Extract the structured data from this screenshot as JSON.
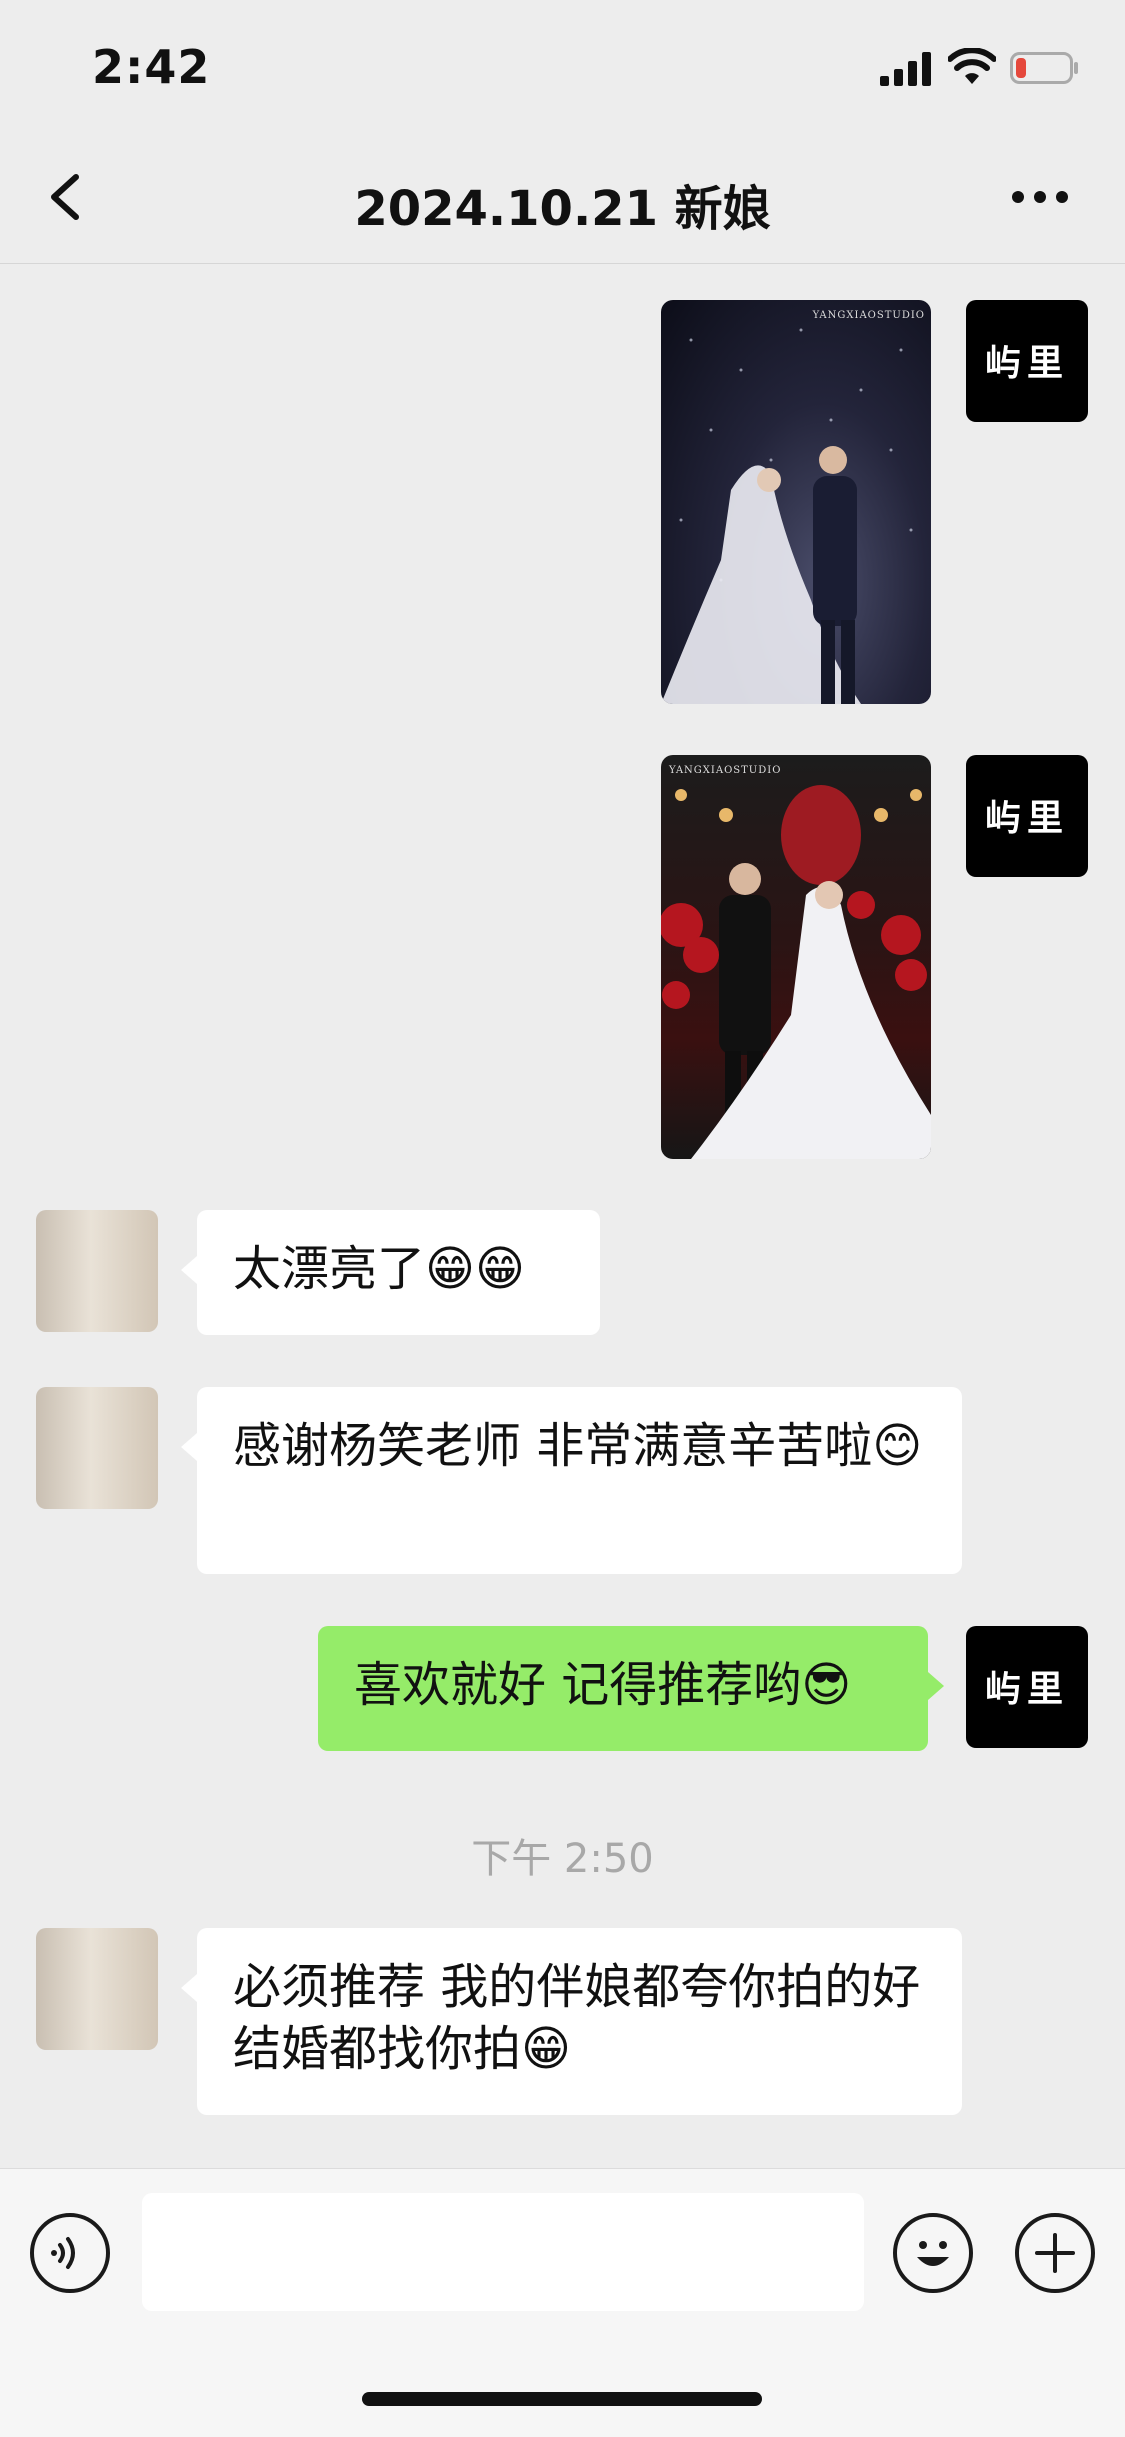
{
  "status": {
    "time": "2:42"
  },
  "nav": {
    "title": "2024.10.21 新娘"
  },
  "studio": {
    "logo_text": "屿里"
  },
  "photos": [
    {
      "watermark": "YANGXIAOSTUDIO"
    },
    {
      "watermark": "YANGXIAOSTUDIO"
    }
  ],
  "messages": [
    {
      "from": "user",
      "text": "太漂亮了😁😁"
    },
    {
      "from": "user",
      "text": "感谢杨笑老师  非常满意辛苦啦😊"
    },
    {
      "from": "studio",
      "text": "喜欢就好 记得推荐哟😎"
    },
    {
      "from": "user",
      "text": "必须推荐  我的伴娘都夸你拍的好  结婚都找你拍😁"
    }
  ],
  "timestamp": "下午 2:50",
  "colors": {
    "background": "#ededed",
    "out_bubble": "#95ec69",
    "in_bubble": "#ffffff",
    "battery_low": "#e5483c"
  },
  "icons": [
    "back-arrow-icon",
    "more-icon",
    "voice-icon",
    "emoji-icon",
    "plus-icon"
  ]
}
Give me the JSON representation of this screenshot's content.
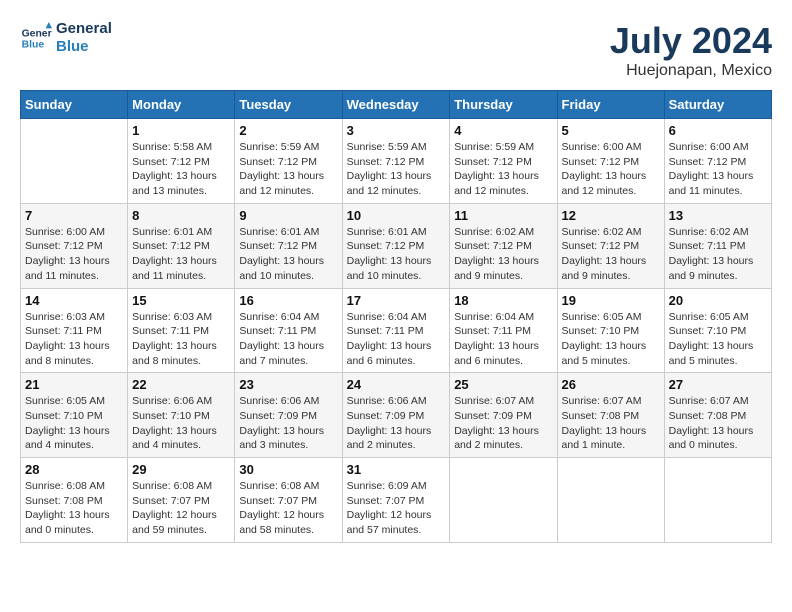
{
  "header": {
    "logo_line1": "General",
    "logo_line2": "Blue",
    "month": "July 2024",
    "location": "Huejonapan, Mexico"
  },
  "weekdays": [
    "Sunday",
    "Monday",
    "Tuesday",
    "Wednesday",
    "Thursday",
    "Friday",
    "Saturday"
  ],
  "weeks": [
    [
      {
        "day": "",
        "info": ""
      },
      {
        "day": "1",
        "info": "Sunrise: 5:58 AM\nSunset: 7:12 PM\nDaylight: 13 hours\nand 13 minutes."
      },
      {
        "day": "2",
        "info": "Sunrise: 5:59 AM\nSunset: 7:12 PM\nDaylight: 13 hours\nand 12 minutes."
      },
      {
        "day": "3",
        "info": "Sunrise: 5:59 AM\nSunset: 7:12 PM\nDaylight: 13 hours\nand 12 minutes."
      },
      {
        "day": "4",
        "info": "Sunrise: 5:59 AM\nSunset: 7:12 PM\nDaylight: 13 hours\nand 12 minutes."
      },
      {
        "day": "5",
        "info": "Sunrise: 6:00 AM\nSunset: 7:12 PM\nDaylight: 13 hours\nand 12 minutes."
      },
      {
        "day": "6",
        "info": "Sunrise: 6:00 AM\nSunset: 7:12 PM\nDaylight: 13 hours\nand 11 minutes."
      }
    ],
    [
      {
        "day": "7",
        "info": "Sunrise: 6:00 AM\nSunset: 7:12 PM\nDaylight: 13 hours\nand 11 minutes."
      },
      {
        "day": "8",
        "info": "Sunrise: 6:01 AM\nSunset: 7:12 PM\nDaylight: 13 hours\nand 11 minutes."
      },
      {
        "day": "9",
        "info": "Sunrise: 6:01 AM\nSunset: 7:12 PM\nDaylight: 13 hours\nand 10 minutes."
      },
      {
        "day": "10",
        "info": "Sunrise: 6:01 AM\nSunset: 7:12 PM\nDaylight: 13 hours\nand 10 minutes."
      },
      {
        "day": "11",
        "info": "Sunrise: 6:02 AM\nSunset: 7:12 PM\nDaylight: 13 hours\nand 9 minutes."
      },
      {
        "day": "12",
        "info": "Sunrise: 6:02 AM\nSunset: 7:12 PM\nDaylight: 13 hours\nand 9 minutes."
      },
      {
        "day": "13",
        "info": "Sunrise: 6:02 AM\nSunset: 7:11 PM\nDaylight: 13 hours\nand 9 minutes."
      }
    ],
    [
      {
        "day": "14",
        "info": "Sunrise: 6:03 AM\nSunset: 7:11 PM\nDaylight: 13 hours\nand 8 minutes."
      },
      {
        "day": "15",
        "info": "Sunrise: 6:03 AM\nSunset: 7:11 PM\nDaylight: 13 hours\nand 8 minutes."
      },
      {
        "day": "16",
        "info": "Sunrise: 6:04 AM\nSunset: 7:11 PM\nDaylight: 13 hours\nand 7 minutes."
      },
      {
        "day": "17",
        "info": "Sunrise: 6:04 AM\nSunset: 7:11 PM\nDaylight: 13 hours\nand 6 minutes."
      },
      {
        "day": "18",
        "info": "Sunrise: 6:04 AM\nSunset: 7:11 PM\nDaylight: 13 hours\nand 6 minutes."
      },
      {
        "day": "19",
        "info": "Sunrise: 6:05 AM\nSunset: 7:10 PM\nDaylight: 13 hours\nand 5 minutes."
      },
      {
        "day": "20",
        "info": "Sunrise: 6:05 AM\nSunset: 7:10 PM\nDaylight: 13 hours\nand 5 minutes."
      }
    ],
    [
      {
        "day": "21",
        "info": "Sunrise: 6:05 AM\nSunset: 7:10 PM\nDaylight: 13 hours\nand 4 minutes."
      },
      {
        "day": "22",
        "info": "Sunrise: 6:06 AM\nSunset: 7:10 PM\nDaylight: 13 hours\nand 4 minutes."
      },
      {
        "day": "23",
        "info": "Sunrise: 6:06 AM\nSunset: 7:09 PM\nDaylight: 13 hours\nand 3 minutes."
      },
      {
        "day": "24",
        "info": "Sunrise: 6:06 AM\nSunset: 7:09 PM\nDaylight: 13 hours\nand 2 minutes."
      },
      {
        "day": "25",
        "info": "Sunrise: 6:07 AM\nSunset: 7:09 PM\nDaylight: 13 hours\nand 2 minutes."
      },
      {
        "day": "26",
        "info": "Sunrise: 6:07 AM\nSunset: 7:08 PM\nDaylight: 13 hours\nand 1 minute."
      },
      {
        "day": "27",
        "info": "Sunrise: 6:07 AM\nSunset: 7:08 PM\nDaylight: 13 hours\nand 0 minutes."
      }
    ],
    [
      {
        "day": "28",
        "info": "Sunrise: 6:08 AM\nSunset: 7:08 PM\nDaylight: 13 hours\nand 0 minutes."
      },
      {
        "day": "29",
        "info": "Sunrise: 6:08 AM\nSunset: 7:07 PM\nDaylight: 12 hours\nand 59 minutes."
      },
      {
        "day": "30",
        "info": "Sunrise: 6:08 AM\nSunset: 7:07 PM\nDaylight: 12 hours\nand 58 minutes."
      },
      {
        "day": "31",
        "info": "Sunrise: 6:09 AM\nSunset: 7:07 PM\nDaylight: 12 hours\nand 57 minutes."
      },
      {
        "day": "",
        "info": ""
      },
      {
        "day": "",
        "info": ""
      },
      {
        "day": "",
        "info": ""
      }
    ]
  ]
}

.....

Every line should be retyped exactly, with the pictures omitted.

Extract the structured data from this screenshot as JSON.
{
  "status": {
    "time": "2:42"
  },
  "nav": {
    "title": "2024.10.21 新娘"
  },
  "studio": {
    "logo_text": "屿里"
  },
  "photos": [
    {
      "watermark": "YANGXIAOSTUDIO"
    },
    {
      "watermark": "YANGXIAOSTUDIO"
    }
  ],
  "messages": [
    {
      "from": "user",
      "text": "太漂亮了😁😁"
    },
    {
      "from": "user",
      "text": "感谢杨笑老师  非常满意辛苦啦😊"
    },
    {
      "from": "studio",
      "text": "喜欢就好 记得推荐哟😎"
    },
    {
      "from": "user",
      "text": "必须推荐  我的伴娘都夸你拍的好  结婚都找你拍😁"
    }
  ],
  "timestamp": "下午 2:50",
  "colors": {
    "background": "#ededed",
    "out_bubble": "#95ec69",
    "in_bubble": "#ffffff",
    "battery_low": "#e5483c"
  },
  "icons": [
    "back-arrow-icon",
    "more-icon",
    "voice-icon",
    "emoji-icon",
    "plus-icon"
  ]
}
Give me the JSON representation of this screenshot's content.
{
  "header": {
    "logo_line1": "General",
    "logo_line2": "Blue",
    "month": "July 2024",
    "location": "Huejonapan, Mexico"
  },
  "weekdays": [
    "Sunday",
    "Monday",
    "Tuesday",
    "Wednesday",
    "Thursday",
    "Friday",
    "Saturday"
  ],
  "weeks": [
    [
      {
        "day": "",
        "info": ""
      },
      {
        "day": "1",
        "info": "Sunrise: 5:58 AM\nSunset: 7:12 PM\nDaylight: 13 hours\nand 13 minutes."
      },
      {
        "day": "2",
        "info": "Sunrise: 5:59 AM\nSunset: 7:12 PM\nDaylight: 13 hours\nand 12 minutes."
      },
      {
        "day": "3",
        "info": "Sunrise: 5:59 AM\nSunset: 7:12 PM\nDaylight: 13 hours\nand 12 minutes."
      },
      {
        "day": "4",
        "info": "Sunrise: 5:59 AM\nSunset: 7:12 PM\nDaylight: 13 hours\nand 12 minutes."
      },
      {
        "day": "5",
        "info": "Sunrise: 6:00 AM\nSunset: 7:12 PM\nDaylight: 13 hours\nand 12 minutes."
      },
      {
        "day": "6",
        "info": "Sunrise: 6:00 AM\nSunset: 7:12 PM\nDaylight: 13 hours\nand 11 minutes."
      }
    ],
    [
      {
        "day": "7",
        "info": "Sunrise: 6:00 AM\nSunset: 7:12 PM\nDaylight: 13 hours\nand 11 minutes."
      },
      {
        "day": "8",
        "info": "Sunrise: 6:01 AM\nSunset: 7:12 PM\nDaylight: 13 hours\nand 11 minutes."
      },
      {
        "day": "9",
        "info": "Sunrise: 6:01 AM\nSunset: 7:12 PM\nDaylight: 13 hours\nand 10 minutes."
      },
      {
        "day": "10",
        "info": "Sunrise: 6:01 AM\nSunset: 7:12 PM\nDaylight: 13 hours\nand 10 minutes."
      },
      {
        "day": "11",
        "info": "Sunrise: 6:02 AM\nSunset: 7:12 PM\nDaylight: 13 hours\nand 9 minutes."
      },
      {
        "day": "12",
        "info": "Sunrise: 6:02 AM\nSunset: 7:12 PM\nDaylight: 13 hours\nand 9 minutes."
      },
      {
        "day": "13",
        "info": "Sunrise: 6:02 AM\nSunset: 7:11 PM\nDaylight: 13 hours\nand 9 minutes."
      }
    ],
    [
      {
        "day": "14",
        "info": "Sunrise: 6:03 AM\nSunset: 7:11 PM\nDaylight: 13 hours\nand 8 minutes."
      },
      {
        "day": "15",
        "info": "Sunrise: 6:03 AM\nSunset: 7:11 PM\nDaylight: 13 hours\nand 8 minutes."
      },
      {
        "day": "16",
        "info": "Sunrise: 6:04 AM\nSunset: 7:11 PM\nDaylight: 13 hours\nand 7 minutes."
      },
      {
        "day": "17",
        "info": "Sunrise: 6:04 AM\nSunset: 7:11 PM\nDaylight: 13 hours\nand 6 minutes."
      },
      {
        "day": "18",
        "info": "Sunrise: 6:04 AM\nSunset: 7:11 PM\nDaylight: 13 hours\nand 6 minutes."
      },
      {
        "day": "19",
        "info": "Sunrise: 6:05 AM\nSunset: 7:10 PM\nDaylight: 13 hours\nand 5 minutes."
      },
      {
        "day": "20",
        "info": "Sunrise: 6:05 AM\nSunset: 7:10 PM\nDaylight: 13 hours\nand 5 minutes."
      }
    ],
    [
      {
        "day": "21",
        "info": "Sunrise: 6:05 AM\nSunset: 7:10 PM\nDaylight: 13 hours\nand 4 minutes."
      },
      {
        "day": "22",
        "info": "Sunrise: 6:06 AM\nSunset: 7:10 PM\nDaylight: 13 hours\nand 4 minutes."
      },
      {
        "day": "23",
        "info": "Sunrise: 6:06 AM\nSunset: 7:09 PM\nDaylight: 13 hours\nand 3 minutes."
      },
      {
        "day": "24",
        "info": "Sunrise: 6:06 AM\nSunset: 7:09 PM\nDaylight: 13 hours\nand 2 minutes."
      },
      {
        "day": "25",
        "info": "Sunrise: 6:07 AM\nSunset: 7:09 PM\nDaylight: 13 hours\nand 2 minutes."
      },
      {
        "day": "26",
        "info": "Sunrise: 6:07 AM\nSunset: 7:08 PM\nDaylight: 13 hours\nand 1 minute."
      },
      {
        "day": "27",
        "info": "Sunrise: 6:07 AM\nSunset: 7:08 PM\nDaylight: 13 hours\nand 0 minutes."
      }
    ],
    [
      {
        "day": "28",
        "info": "Sunrise: 6:08 AM\nSunset: 7:08 PM\nDaylight: 13 hours\nand 0 minutes."
      },
      {
        "day": "29",
        "info": "Sunrise: 6:08 AM\nSunset: 7:07 PM\nDaylight: 12 hours\nand 59 minutes."
      },
      {
        "day": "30",
        "info": "Sunrise: 6:08 AM\nSunset: 7:07 PM\nDaylight: 12 hours\nand 58 minutes."
      },
      {
        "day": "31",
        "info": "Sunrise: 6:09 AM\nSunset: 7:07 PM\nDaylight: 12 hours\nand 57 minutes."
      },
      {
        "day": "",
        "info": ""
      },
      {
        "day": "",
        "info": ""
      },
      {
        "day": "",
        "info": ""
      }
    ]
  ]
}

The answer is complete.